Without the images, write out the whole listing exactly.

Items from a dataset:
----

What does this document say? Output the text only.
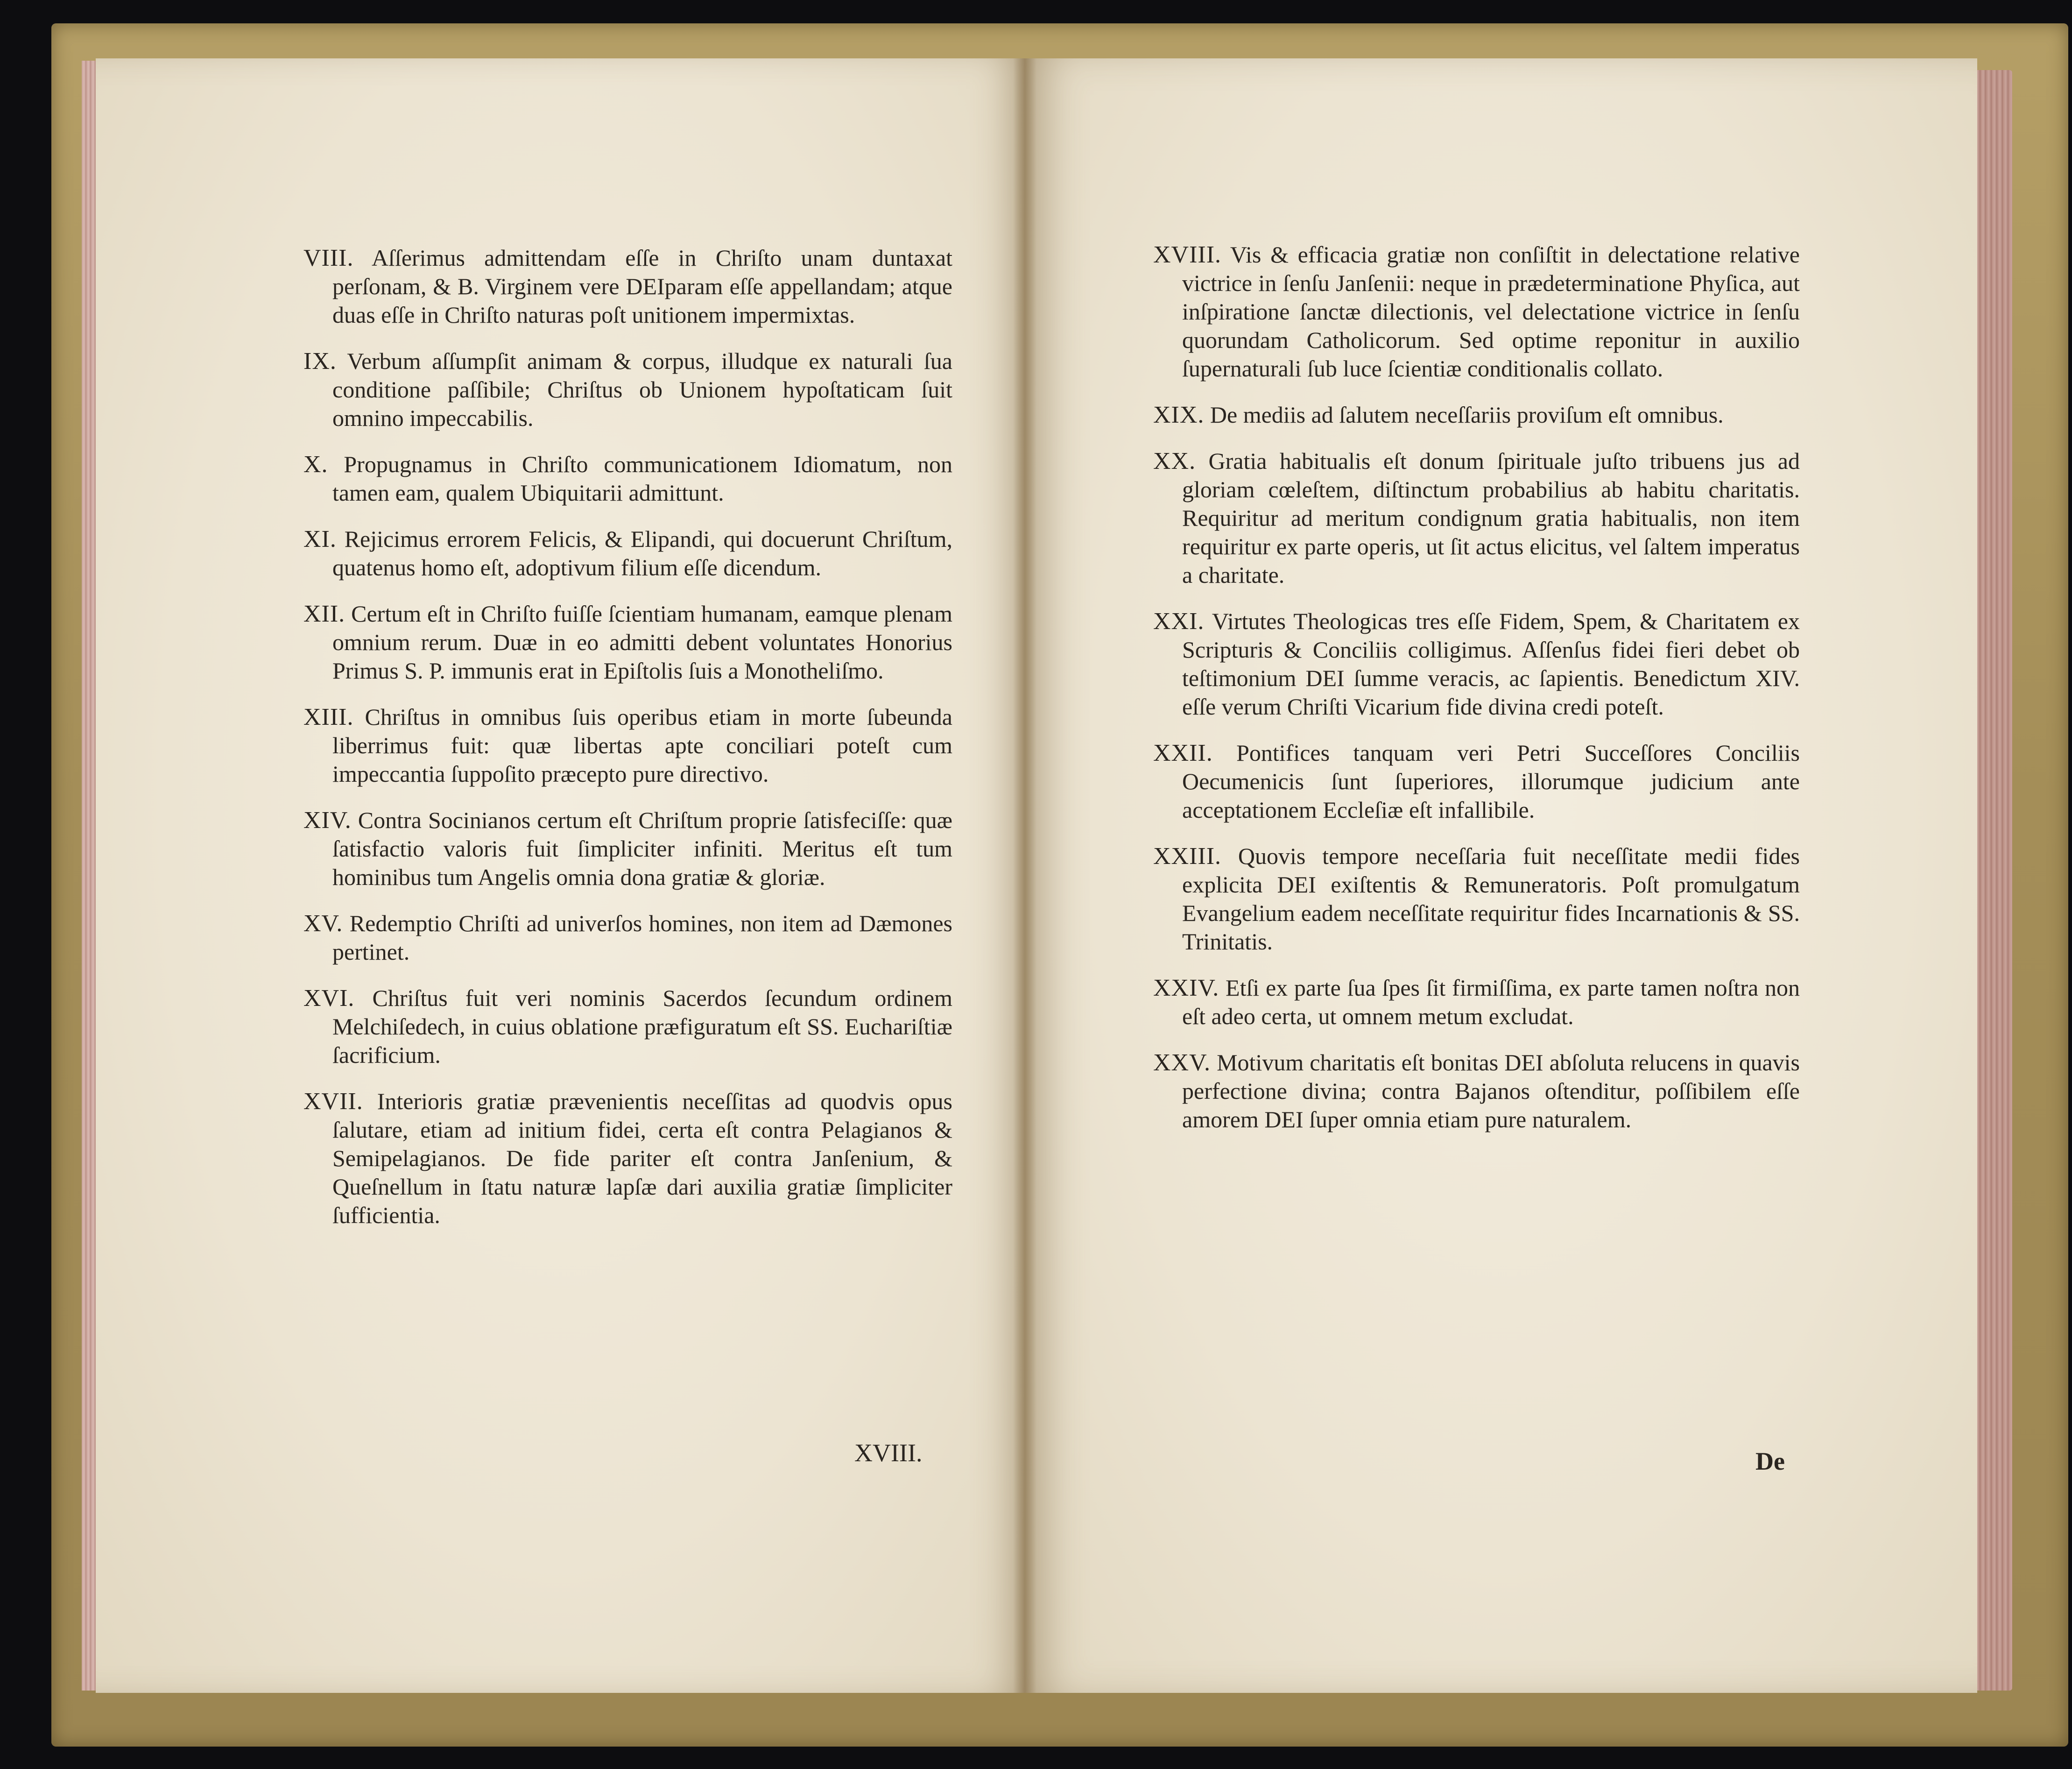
VIII. Aſſerimus admittendam eſſe in Chriſto unam duntaxat perſonam, & B. Virginem vere DEIparam eſſe appellandam; atque duas eſſe in Chriſto naturas poſt unitionem impermixtas.

IX. Verbum aſſumpſit animam & corpus, illudque ex naturali ſua conditione paſſibile; Chriſtus ob Unionem hypoſtaticam ſuit omnino impeccabilis.

X. Propugnamus in Chriſto communicationem Idiomatum, non tamen eam, qualem Ubiquitarii admittunt.

XI. Rejicimus errorem Felicis, & Elipandi, qui docuerunt Chriſtum, quatenus homo eſt, adoptivum filium eſſe dicendum.

XII. Certum eſt in Chriſto fuiſſe ſcientiam humanam, eamque plenam omnium rerum. Duæ in eo admitti debent voluntates Honorius Primus S. P. immunis erat in Epiſtolis ſuis a Monotheliſmo.

XIII. Chriſtus in omnibus ſuis operibus etiam in morte ſubeunda liberrimus fuit: quæ libertas apte conciliari poteſt cum impeccantia ſuppoſito præcepto pure directivo.

XIV. Contra Socinianos certum eſt Chriſtum proprie ſatisfeciſſe: quæ ſatisfactio valoris fuit ſimpliciter infiniti. Meritus eſt tum hominibus tum Angelis omnia dona gratiæ & gloriæ.

XV. Redemptio Chriſti ad univerſos homines, non item ad Dæmones pertinet.

XVI. Chriſtus fuit veri nominis Sacerdos ſecundum ordinem Melchiſedech, in cuius oblatione præfiguratum eſt SS. Euchariſtiæ ſacrificium.

XVII. Interioris gratiæ prævenientis neceſſitas ad quodvis opus ſalutare, etiam ad initium fidei, certa eſt contra Pelagianos & Semipelagianos. De fide pariter eſt contra Janſenium, & Queſnellum in ſtatu naturæ lapſæ dari auxilia gratiæ ſimpliciter ſufficientia.

XVIII.

XVIII. Vis & efficacia gratiæ non conſiſtit in delectatione relative victrice in ſenſu Janſenii: neque in prædeterminatione Phyſica, aut inſpiratione ſanctæ dilectionis, vel delectatione victrice in ſenſu quorundam Catholicorum. Sed optime reponitur in auxilio ſupernaturali ſub luce ſcientiæ conditionalis collato.

XIX. De mediis ad ſalutem neceſſariis proviſum eſt omnibus.

XX. Gratia habitualis eſt donum ſpirituale juſto tribuens jus ad gloriam cœleſtem, diſtinctum probabilius ab habitu charitatis. Requiritur ad meritum condignum gratia habitualis, non item requiritur ex parte operis, ut ſit actus elicitus, vel ſaltem imperatus a charitate.

XXI. Virtutes Theologicas tres eſſe Fidem, Spem, & Charitatem ex Scripturis & Conciliis colligimus. Aſſenſus fidei fieri debet ob teſtimonium DEI ſumme veracis, ac ſapientis. Benedictum XIV. eſſe verum Chriſti Vicarium fide divina credi poteſt.

XXII. Pontifices tanquam veri Petri Succeſſores Conciliis Oecumenicis ſunt ſuperiores, illorumque judicium ante acceptationem Eccleſiæ eſt infallibile.

XXIII. Quovis tempore neceſſaria fuit neceſſitate medii fides explicita DEI exiſtentis & Remuneratoris. Poſt promulgatum Evangelium eadem neceſſitate requiritur fides Incarnationis & SS. Trinitatis.

XXIV. Etſi ex parte ſua ſpes ſit firmiſſima, ex parte tamen noſtra non eſt adeo certa, ut omnem metum excludat.

XXV. Motivum charitatis eſt bonitas DEI abſoluta relucens in quavis perfectione divina; contra Bajanos oſtenditur, poſſibilem eſſe amorem DEI ſuper omnia etiam pure naturalem.

De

----

• [TASK SOLUTION]:
What does this document say? Output the text only.
VIII. Aſſerimus admittendam eſſe in Chriſto unam duntaxat perſonam, & B. Virginem vere DEIparam eſſe appellandam; atque duas eſſe in Chriſto naturas poſt unitionem impermixtas.

IX. Verbum aſſumpſit animam & corpus, illudque ex naturali ſua conditione paſſibile; Chriſtus ob Unionem hypoſtaticam ſuit omnino impeccabilis.

X. Propugnamus in Chriſto communicationem Idiomatum, non tamen eam, qualem Ubiquitarii admittunt.

XI. Rejicimus errorem Felicis, & Elipandi, qui docuerunt Chriſtum, quatenus homo eſt, adoptivum filium eſſe dicendum.

XII. Certum eſt in Chriſto fuiſſe ſcientiam humanam, eamque plenam omnium rerum. Duæ in eo admitti debent voluntates Honorius Primus S. P. immunis erat in Epiſtolis ſuis a Monotheliſmo.

XIII. Chriſtus in omnibus ſuis operibus etiam in morte ſubeunda liberrimus fuit: quæ libertas apte conciliari poteſt cum impeccantia ſuppoſito præcepto pure directivo.

XIV. Contra Socinianos certum eſt Chriſtum proprie ſatisfeciſſe: quæ ſatisfactio valoris fuit ſimpliciter infiniti. Meritus eſt tum hominibus tum Angelis omnia dona gratiæ & gloriæ.

XV. Redemptio Chriſti ad univerſos homines, non item ad Dæmones pertinet.

XVI. Chriſtus fuit veri nominis Sacerdos ſecundum ordinem Melchiſedech, in cuius oblatione præfiguratum eſt SS. Euchariſtiæ ſacrificium.

XVII. Interioris gratiæ prævenientis neceſſitas ad quodvis opus ſalutare, etiam ad initium fidei, certa eſt contra Pelagianos & Semipelagianos. De fide pariter eſt contra Janſenium, & Queſnellum in ſtatu naturæ lapſæ dari auxilia gratiæ ſimpliciter ſufficientia.

XVIII.

XVIII. Vis & efficacia gratiæ non conſiſtit in delectatione relative victrice in ſenſu Janſenii: neque in prædeterminatione Phyſica, aut inſpiratione ſanctæ dilectionis, vel delectatione victrice in ſenſu quorundam Catholicorum. Sed optime reponitur in auxilio ſupernaturali ſub luce ſcientiæ conditionalis collato.

XIX. De mediis ad ſalutem neceſſariis proviſum eſt omnibus.

XX. Gratia habitualis eſt donum ſpirituale juſto tribuens jus ad gloriam cœleſtem, diſtinctum probabilius ab habitu charitatis. Requiritur ad meritum condignum gratia habitualis, non item requiritur ex parte operis, ut ſit actus elicitus, vel ſaltem imperatus a charitate.

XXI. Virtutes Theologicas tres eſſe Fidem, Spem, & Charitatem ex Scripturis & Conciliis colligimus. Aſſenſus fidei fieri debet ob teſtimonium DEI ſumme veracis, ac ſapientis. Benedictum XIV. eſſe verum Chriſti Vicarium fide divina credi poteſt.

XXII. Pontifices tanquam veri Petri Succeſſores Conciliis Oecumenicis ſunt ſuperiores, illorumque judicium ante acceptationem Eccleſiæ eſt infallibile.

XXIII. Quovis tempore neceſſaria fuit neceſſitate medii fides explicita DEI exiſtentis & Remuneratoris. Poſt promulgatum Evangelium eadem neceſſitate requiritur fides Incarnationis & SS. Trinitatis.

XXIV. Etſi ex parte ſua ſpes ſit firmiſſima, ex parte tamen noſtra non eſt adeo certa, ut omnem metum excludat.

XXV. Motivum charitatis eſt bonitas DEI abſoluta relucens in quavis perfectione divina; contra Bajanos oſtenditur, poſſibilem eſſe amorem DEI ſuper omnia etiam pure naturalem.

De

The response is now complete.